--- REQUIRED TASK ---
Update the rows starting at the line that contains "Patent image size: (1086, 370)." and ending after the line that contains "In FIG. 13, the housing end section 132" by replacing "rotary machine" with "rotating machine". Leave everything else unchanged.

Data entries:
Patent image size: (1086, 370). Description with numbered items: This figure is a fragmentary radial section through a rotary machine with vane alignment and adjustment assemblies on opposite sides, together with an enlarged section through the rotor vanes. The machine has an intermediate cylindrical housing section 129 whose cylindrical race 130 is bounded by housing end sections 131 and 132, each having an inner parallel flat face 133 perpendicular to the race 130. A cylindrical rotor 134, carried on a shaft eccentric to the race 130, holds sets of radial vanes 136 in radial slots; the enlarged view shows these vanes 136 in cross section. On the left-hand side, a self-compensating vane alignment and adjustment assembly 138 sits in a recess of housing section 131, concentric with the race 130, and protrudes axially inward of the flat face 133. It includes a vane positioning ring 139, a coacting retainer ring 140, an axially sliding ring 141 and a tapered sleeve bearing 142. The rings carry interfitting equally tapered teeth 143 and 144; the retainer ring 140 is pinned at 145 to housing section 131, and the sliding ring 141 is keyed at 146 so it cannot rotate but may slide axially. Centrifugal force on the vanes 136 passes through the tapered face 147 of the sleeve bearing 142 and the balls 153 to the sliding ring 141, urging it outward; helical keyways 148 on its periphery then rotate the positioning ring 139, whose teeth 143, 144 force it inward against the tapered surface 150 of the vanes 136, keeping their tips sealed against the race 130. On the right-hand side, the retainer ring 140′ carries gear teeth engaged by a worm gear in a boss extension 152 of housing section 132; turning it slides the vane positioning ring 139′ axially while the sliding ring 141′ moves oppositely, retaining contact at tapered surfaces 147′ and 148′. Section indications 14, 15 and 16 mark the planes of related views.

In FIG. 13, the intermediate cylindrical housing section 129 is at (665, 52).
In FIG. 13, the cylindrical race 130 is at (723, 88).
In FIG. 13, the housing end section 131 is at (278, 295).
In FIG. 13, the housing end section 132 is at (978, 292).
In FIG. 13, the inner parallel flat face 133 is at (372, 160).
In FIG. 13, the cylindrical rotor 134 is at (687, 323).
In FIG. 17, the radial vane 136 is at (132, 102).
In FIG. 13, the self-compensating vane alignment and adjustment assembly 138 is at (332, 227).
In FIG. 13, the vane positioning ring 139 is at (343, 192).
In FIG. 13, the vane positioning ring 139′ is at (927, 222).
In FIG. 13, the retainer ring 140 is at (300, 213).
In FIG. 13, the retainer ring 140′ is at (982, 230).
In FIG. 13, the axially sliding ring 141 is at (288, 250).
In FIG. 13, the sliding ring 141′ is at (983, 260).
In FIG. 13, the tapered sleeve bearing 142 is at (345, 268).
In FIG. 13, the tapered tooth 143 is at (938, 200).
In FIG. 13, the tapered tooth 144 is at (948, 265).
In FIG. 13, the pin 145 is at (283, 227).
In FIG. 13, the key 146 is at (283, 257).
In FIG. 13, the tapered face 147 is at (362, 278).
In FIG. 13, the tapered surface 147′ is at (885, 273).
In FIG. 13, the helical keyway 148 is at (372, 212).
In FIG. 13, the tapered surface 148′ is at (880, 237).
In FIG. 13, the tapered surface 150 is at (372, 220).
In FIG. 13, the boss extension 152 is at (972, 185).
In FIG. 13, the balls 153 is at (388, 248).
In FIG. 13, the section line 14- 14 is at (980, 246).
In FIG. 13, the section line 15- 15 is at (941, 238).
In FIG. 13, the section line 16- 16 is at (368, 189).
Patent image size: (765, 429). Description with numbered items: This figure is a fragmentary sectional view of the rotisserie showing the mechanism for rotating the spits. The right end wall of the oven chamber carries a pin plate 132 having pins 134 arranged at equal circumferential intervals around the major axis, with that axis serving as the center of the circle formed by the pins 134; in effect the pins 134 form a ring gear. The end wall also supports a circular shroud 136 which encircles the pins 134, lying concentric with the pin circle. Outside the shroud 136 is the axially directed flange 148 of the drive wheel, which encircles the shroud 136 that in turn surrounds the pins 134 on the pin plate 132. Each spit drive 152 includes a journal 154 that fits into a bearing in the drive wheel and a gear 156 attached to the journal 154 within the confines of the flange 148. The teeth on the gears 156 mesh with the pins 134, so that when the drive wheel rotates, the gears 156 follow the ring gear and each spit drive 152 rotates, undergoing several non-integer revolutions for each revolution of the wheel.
==
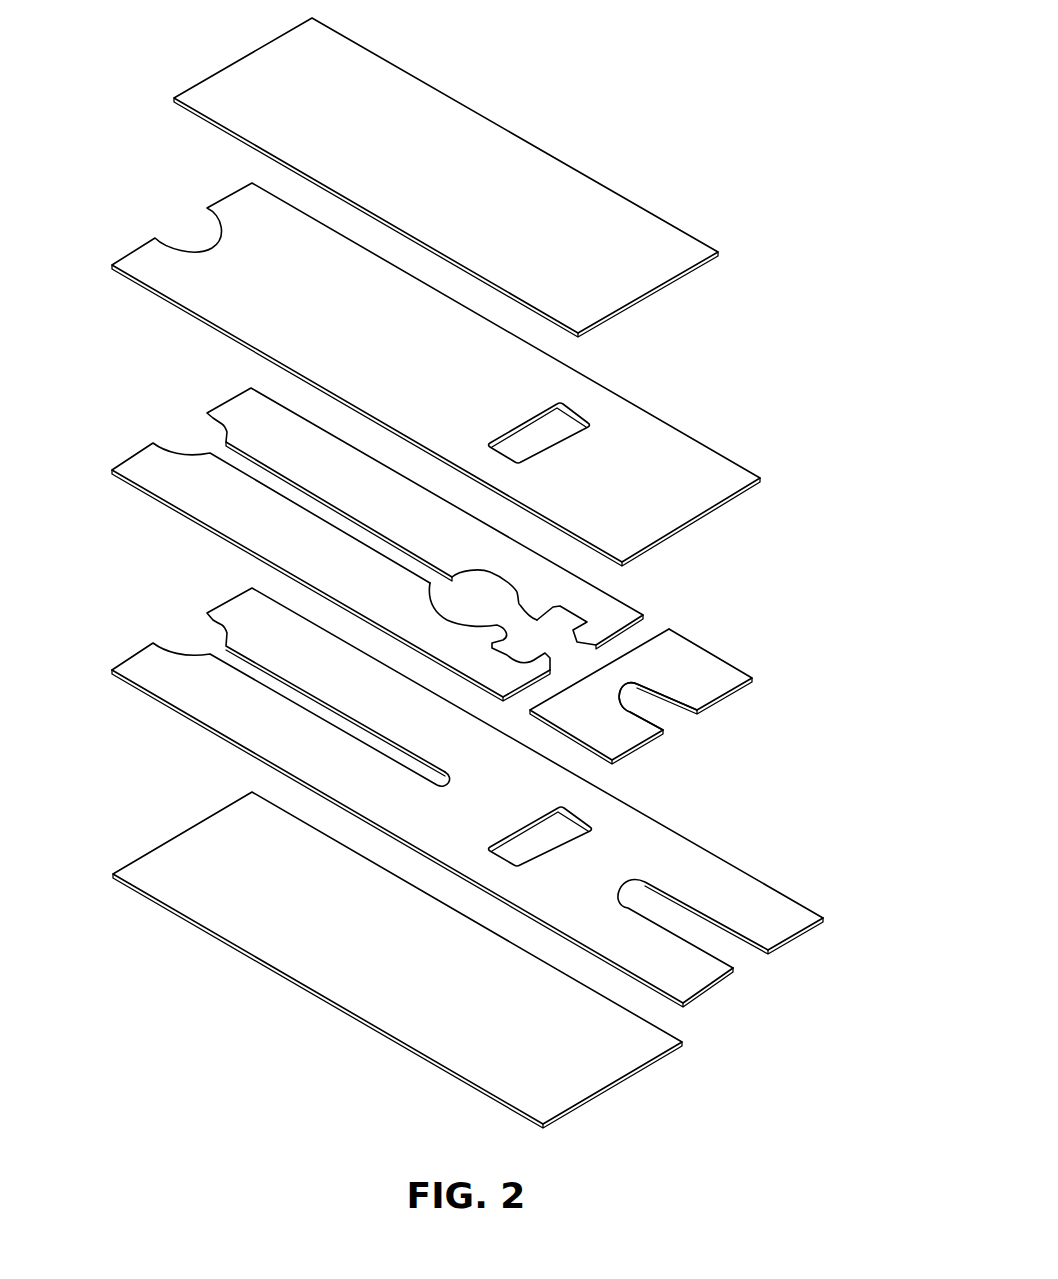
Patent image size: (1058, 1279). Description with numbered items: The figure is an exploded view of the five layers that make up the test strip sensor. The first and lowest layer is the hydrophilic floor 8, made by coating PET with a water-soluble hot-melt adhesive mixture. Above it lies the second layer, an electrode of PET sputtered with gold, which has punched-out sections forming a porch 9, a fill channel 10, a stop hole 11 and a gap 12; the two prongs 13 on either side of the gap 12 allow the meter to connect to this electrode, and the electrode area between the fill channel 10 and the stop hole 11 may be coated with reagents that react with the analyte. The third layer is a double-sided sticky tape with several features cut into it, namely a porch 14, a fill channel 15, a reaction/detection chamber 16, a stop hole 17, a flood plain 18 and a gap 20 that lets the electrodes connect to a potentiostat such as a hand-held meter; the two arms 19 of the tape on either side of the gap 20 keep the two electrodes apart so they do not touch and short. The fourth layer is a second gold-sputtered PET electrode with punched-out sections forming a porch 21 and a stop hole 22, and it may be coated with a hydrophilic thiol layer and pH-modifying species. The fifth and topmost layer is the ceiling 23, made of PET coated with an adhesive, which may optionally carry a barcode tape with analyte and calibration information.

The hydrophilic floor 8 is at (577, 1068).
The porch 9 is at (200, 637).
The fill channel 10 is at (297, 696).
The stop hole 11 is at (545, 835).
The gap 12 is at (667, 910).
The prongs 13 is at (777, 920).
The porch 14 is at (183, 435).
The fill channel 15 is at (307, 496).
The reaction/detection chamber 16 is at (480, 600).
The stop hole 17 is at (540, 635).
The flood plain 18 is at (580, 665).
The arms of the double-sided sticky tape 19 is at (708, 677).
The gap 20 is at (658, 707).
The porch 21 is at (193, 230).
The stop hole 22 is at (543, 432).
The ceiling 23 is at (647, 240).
---
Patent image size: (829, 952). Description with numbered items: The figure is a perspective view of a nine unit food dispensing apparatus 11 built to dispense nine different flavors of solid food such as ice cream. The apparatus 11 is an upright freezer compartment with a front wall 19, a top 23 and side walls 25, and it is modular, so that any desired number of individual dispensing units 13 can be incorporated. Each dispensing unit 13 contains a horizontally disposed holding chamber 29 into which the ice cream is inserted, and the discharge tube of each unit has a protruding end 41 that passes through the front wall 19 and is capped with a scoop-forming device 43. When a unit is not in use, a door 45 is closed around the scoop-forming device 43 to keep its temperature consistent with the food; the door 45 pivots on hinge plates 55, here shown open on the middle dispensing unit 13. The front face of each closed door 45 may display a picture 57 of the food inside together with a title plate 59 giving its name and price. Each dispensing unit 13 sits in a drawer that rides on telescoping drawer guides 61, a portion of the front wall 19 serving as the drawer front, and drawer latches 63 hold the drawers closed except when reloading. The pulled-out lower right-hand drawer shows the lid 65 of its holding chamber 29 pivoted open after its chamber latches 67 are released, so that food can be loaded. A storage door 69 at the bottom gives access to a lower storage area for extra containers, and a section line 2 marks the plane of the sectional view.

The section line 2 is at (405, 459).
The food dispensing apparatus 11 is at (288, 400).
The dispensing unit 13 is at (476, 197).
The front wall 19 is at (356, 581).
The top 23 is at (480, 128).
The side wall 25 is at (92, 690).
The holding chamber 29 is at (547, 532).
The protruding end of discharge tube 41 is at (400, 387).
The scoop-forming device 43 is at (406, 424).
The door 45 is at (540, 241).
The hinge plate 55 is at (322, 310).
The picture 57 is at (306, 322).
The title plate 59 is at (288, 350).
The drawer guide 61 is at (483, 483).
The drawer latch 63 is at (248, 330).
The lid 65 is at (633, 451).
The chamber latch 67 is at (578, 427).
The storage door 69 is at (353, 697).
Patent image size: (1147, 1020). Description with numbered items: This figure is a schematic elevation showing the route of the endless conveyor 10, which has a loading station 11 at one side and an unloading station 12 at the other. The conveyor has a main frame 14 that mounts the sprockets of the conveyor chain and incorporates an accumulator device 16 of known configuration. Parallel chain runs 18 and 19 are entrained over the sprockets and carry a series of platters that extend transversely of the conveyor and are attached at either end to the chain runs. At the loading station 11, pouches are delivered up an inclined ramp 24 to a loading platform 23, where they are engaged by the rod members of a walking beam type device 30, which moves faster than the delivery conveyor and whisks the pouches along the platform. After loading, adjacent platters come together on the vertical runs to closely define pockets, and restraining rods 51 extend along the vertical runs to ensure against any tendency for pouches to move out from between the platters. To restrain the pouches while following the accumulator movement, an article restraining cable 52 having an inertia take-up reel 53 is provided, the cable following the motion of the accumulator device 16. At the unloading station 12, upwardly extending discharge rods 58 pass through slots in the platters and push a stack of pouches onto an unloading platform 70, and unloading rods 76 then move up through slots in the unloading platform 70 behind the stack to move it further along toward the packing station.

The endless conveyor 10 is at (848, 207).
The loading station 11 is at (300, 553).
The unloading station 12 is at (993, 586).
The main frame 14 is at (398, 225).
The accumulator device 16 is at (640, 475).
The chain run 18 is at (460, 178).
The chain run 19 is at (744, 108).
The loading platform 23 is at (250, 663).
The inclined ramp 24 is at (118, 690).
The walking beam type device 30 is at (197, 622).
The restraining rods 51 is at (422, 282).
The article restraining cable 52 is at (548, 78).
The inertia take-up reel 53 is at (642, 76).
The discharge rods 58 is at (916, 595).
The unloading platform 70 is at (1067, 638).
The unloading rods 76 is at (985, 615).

--- OUTPUT OF THE TASK ---
Patent image size: (1086, 370). Description with numbered items: This figure is a fragmentary radial section through a rotating machine with vane alignment and adjustment assemblies on opposite sides, together with an enlarged section through the rotor vanes. The machine has an intermediate cylindrical housing section 129 whose cylindrical race 130 is bounded by housing end sections 131 and 132, each having an inner parallel flat face 133 perpendicular to the race 130. A cylindrical rotor 134, carried on a shaft eccentric to the race 130, holds sets of radial vanes 136 in radial slots; the enlarged view shows these vanes 136 in cross section. On the left-hand side, a self-compensating vane alignment and adjustment assembly 138 sits in a recess of housing section 131, concentric with the race 130, and protrudes axially inward of the flat face 133. It includes a vane positioning ring 139, a coacting retainer ring 140, an axially sliding ring 141 and a tapered sleeve bearing 142. The rings carry interfitting equally tapered teeth 143 and 144; the retainer ring 140 is pinned at 145 to housing section 131, and the sliding ring 141 is keyed at 146 so it cannot rotate but may slide axially. Centrifugal force on the vanes 136 passes through the tapered face 147 of the sleeve bearing 142 and the balls 153 to the sliding ring 141, urging it outward; helical keyways 148 on its periphery then rotate the positioning ring 139, whose teeth 143, 144 force it inward against the tapered surface 150 of the vanes 136, keeping their tips sealed against the race 130. On the right-hand side, the retainer ring 140′ carries gear teeth engaged by a worm gear in a boss extension 152 of housing section 132; turning it slides the vane positioning ring 139′ axially while the sliding ring 141′ moves oppositely, retaining contact at tapered surfaces 147′ and 148′. Section indications 14, 15 and 16 mark the planes of related views.

In FIG. 13, the intermediate cylindrical housing section 129 is at (665, 52).
In FIG. 13, the cylindrical race 130 is at (723, 88).
In FIG. 13, the housing end section 131 is at (278, 295).
In FIG. 13, the housing end section 132 is at (978, 292).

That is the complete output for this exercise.